# PROBLEM
Reproduce every entry in the listing without alteration.

(Stored items)
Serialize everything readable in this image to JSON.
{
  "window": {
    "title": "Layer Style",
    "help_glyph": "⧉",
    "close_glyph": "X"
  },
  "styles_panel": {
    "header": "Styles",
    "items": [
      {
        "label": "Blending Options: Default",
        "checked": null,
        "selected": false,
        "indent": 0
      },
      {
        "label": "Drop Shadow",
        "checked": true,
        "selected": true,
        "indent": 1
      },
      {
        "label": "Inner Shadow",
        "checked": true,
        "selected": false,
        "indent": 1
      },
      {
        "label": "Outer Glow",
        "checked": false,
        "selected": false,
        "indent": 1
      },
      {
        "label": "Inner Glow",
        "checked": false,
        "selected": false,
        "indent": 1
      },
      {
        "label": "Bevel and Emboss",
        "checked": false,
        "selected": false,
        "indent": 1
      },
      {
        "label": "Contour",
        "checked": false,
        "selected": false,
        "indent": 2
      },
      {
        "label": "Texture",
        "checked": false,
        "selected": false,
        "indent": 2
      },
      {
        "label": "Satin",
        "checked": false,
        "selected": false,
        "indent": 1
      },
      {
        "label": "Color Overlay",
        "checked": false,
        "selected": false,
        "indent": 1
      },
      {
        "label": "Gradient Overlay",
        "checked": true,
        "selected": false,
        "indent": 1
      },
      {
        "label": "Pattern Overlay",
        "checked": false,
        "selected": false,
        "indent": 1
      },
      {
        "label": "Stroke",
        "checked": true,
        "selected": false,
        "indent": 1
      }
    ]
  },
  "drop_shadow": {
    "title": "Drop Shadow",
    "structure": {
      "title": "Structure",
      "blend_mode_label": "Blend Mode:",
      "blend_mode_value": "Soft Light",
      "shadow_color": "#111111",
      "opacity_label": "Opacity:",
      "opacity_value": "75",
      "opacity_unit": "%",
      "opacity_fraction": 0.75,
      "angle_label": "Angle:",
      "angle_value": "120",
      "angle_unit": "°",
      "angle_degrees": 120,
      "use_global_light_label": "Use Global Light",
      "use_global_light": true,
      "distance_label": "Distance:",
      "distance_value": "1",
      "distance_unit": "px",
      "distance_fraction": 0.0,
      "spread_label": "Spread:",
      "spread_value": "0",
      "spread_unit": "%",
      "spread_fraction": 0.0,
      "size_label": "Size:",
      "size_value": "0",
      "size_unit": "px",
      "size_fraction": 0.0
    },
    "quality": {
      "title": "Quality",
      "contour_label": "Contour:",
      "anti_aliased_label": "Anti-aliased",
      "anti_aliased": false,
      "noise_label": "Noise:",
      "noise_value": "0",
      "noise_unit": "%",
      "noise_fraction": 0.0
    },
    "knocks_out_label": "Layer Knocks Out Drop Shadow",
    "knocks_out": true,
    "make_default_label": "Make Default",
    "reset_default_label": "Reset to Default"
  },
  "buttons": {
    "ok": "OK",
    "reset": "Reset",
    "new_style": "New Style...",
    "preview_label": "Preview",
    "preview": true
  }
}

# SOLUTION TO THIS TASK
Serialize everything readable in this image to JSON.
{
  "window": {
    "title": "Layer Style",
    "help_glyph": "⧉",
    "close_glyph": "X"
  },
  "styles_panel": {
    "header": "Styles",
    "items": [
      {
        "label": "Blending Options: Default",
        "checked": null,
        "selected": false,
        "indent": 0
      },
      {
        "label": "Drop Shadow",
        "checked": true,
        "selected": true,
        "indent": 1
      },
      {
        "label": "Inner Shadow",
        "checked": true,
        "selected": false,
        "indent": 1
      },
      {
        "label": "Outer Glow",
        "checked": false,
        "selected": false,
        "indent": 1
      },
      {
        "label": "Inner Glow",
        "checked": false,
        "selected": false,
        "indent": 1
      },
      {
        "label": "Bevel and Emboss",
        "checked": false,
        "selected": false,
        "indent": 1
      },
      {
        "label": "Contour",
        "checked": false,
        "selected": false,
        "indent": 2
      },
      {
        "label": "Texture",
        "checked": false,
        "selected": false,
        "indent": 2
      },
      {
        "label": "Satin",
        "checked": false,
        "selected": false,
        "indent": 1
      },
      {
        "label": "Color Overlay",
        "checked": false,
        "selected": false,
        "indent": 1
      },
      {
        "label": "Gradient Overlay",
        "checked": true,
        "selected": false,
        "indent": 1
      },
      {
        "label": "Pattern Overlay",
        "checked": false,
        "selected": false,
        "indent": 1
      },
      {
        "label": "Stroke",
        "checked": true,
        "selected": false,
        "indent": 1
      }
    ]
  },
  "drop_shadow": {
    "title": "Drop Shadow",
    "structure": {
      "title": "Structure",
      "blend_mode_label": "Blend Mode:",
      "blend_mode_value": "Soft Light",
      "shadow_color": "#111111",
      "opacity_label": "Opacity:",
      "opacity_value": "75",
      "opacity_unit": "%",
      "opacity_fraction": 0.75,
      "angle_label": "Angle:",
      "angle_value": "120",
      "angle_unit": "°",
      "angle_degrees": 120,
      "use_global_light_label": "Use Global Light",
      "use_global_light": true,
      "distance_label": "Distance:",
      "distance_value": "1",
      "distance_unit": "px",
      "distance_fraction": 0.0,
      "spread_label": "Spread:",
      "spread_value": "0",
      "spread_unit": "%",
      "spread_fraction": 0.0,
      "size_label": "Size:",
      "size_value": "0",
      "size_unit": "px",
      "size_fraction": 0.0
    },
    "quality": {
      "title": "Quality",
      "contour_label": "Contour:",
      "anti_aliased_label": "Anti-aliased",
      "anti_aliased": false,
      "noise_label": "Noise:",
      "noise_value": "0",
      "noise_unit": "%",
      "noise_fraction": 0.0
    },
    "knocks_out_label": "Layer Knocks Out Drop Shadow",
    "knocks_out": true,
    "make_default_label": "Make Default",
    "reset_default_label": "Reset to Default"
  },
  "buttons": {
    "ok": "OK",
    "reset": "Reset",
    "new_style": "New Style...",
    "preview_label": "Preview",
    "preview": true
  }
}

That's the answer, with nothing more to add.